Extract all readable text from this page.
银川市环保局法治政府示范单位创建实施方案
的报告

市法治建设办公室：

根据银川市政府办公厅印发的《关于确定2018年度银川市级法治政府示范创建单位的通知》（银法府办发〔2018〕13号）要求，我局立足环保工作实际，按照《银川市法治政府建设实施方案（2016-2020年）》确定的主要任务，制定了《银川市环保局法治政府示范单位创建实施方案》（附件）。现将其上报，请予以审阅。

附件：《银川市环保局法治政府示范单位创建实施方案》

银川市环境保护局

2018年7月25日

▶ Stated goal: Your task is to return the full listing exactly as it was given.

▶ Reply:
Extract all readable text from this page.
银川市环保局法治政府示范单位创建实施方案
的报告

市法治建设办公室：

根据银川市政府办公厅印发的《关于确定2018年度银川市级法治政府示范创建单位的通知》（银法府办发〔2018〕13号）要求，我局立足环保工作实际，按照《银川市法治政府建设实施方案（2016-2020年）》确定的主要任务，制定了《银川市环保局法治政府示范单位创建实施方案》（附件）。现将其上报，请予以审阅。

附件：《银川市环保局法治政府示范单位创建实施方案》

银川市环境保护局

2018年7月25日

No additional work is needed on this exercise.